Only the number is wanted: count the lines that include the word "Unable".

[Collected data entries]
------------------------------------------------------------------------
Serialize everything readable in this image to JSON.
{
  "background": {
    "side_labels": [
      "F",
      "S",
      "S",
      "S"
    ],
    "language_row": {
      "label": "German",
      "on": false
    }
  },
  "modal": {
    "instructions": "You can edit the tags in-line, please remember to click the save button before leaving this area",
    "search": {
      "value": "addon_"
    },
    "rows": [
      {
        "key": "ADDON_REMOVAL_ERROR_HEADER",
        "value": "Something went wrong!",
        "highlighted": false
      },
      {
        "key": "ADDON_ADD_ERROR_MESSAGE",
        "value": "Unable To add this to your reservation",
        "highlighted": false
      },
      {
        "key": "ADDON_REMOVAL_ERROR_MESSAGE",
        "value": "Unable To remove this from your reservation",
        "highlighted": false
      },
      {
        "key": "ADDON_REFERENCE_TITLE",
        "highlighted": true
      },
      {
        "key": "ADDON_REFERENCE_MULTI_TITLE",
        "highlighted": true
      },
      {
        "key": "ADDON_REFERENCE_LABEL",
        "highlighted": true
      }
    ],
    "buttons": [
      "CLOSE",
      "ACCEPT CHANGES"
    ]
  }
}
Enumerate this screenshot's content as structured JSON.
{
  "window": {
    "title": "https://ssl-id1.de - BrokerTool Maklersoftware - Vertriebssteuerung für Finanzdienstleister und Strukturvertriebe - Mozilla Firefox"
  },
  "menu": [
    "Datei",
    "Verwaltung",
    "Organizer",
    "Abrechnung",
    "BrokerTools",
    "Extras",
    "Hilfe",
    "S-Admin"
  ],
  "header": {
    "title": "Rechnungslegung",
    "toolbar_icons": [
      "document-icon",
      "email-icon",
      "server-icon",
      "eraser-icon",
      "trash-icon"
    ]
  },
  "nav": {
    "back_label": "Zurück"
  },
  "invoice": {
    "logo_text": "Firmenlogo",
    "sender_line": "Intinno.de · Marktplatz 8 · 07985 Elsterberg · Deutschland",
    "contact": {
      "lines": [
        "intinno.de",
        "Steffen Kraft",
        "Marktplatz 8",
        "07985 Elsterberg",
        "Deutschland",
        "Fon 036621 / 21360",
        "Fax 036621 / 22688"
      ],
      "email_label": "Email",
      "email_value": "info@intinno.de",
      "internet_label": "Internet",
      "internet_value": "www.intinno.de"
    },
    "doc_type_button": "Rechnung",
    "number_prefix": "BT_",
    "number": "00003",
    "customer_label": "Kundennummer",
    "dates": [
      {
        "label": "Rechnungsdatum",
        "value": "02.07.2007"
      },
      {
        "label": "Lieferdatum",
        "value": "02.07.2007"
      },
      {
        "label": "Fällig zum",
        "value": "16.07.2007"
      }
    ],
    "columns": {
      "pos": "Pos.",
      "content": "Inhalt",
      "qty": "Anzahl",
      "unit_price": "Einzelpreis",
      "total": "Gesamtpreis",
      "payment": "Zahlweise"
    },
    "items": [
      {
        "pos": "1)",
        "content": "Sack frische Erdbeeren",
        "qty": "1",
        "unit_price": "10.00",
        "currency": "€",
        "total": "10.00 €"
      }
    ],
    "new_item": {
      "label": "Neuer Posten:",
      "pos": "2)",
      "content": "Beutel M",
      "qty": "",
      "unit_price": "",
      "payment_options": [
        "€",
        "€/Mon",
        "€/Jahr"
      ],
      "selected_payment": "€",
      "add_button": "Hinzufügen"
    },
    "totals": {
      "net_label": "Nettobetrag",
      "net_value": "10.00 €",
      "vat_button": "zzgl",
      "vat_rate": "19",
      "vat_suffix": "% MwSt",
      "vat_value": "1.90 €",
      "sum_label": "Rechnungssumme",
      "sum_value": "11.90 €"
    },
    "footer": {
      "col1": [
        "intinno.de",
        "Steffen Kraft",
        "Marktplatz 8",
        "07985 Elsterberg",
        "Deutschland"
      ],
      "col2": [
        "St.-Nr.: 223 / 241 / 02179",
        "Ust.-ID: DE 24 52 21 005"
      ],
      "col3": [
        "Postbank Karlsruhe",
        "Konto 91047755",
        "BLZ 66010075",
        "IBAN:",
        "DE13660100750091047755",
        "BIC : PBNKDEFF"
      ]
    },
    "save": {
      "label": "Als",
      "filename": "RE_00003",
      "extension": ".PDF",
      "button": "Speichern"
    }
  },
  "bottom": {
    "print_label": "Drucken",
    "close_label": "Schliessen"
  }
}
------------------------------------------------------------------------
▶ _Answer_
2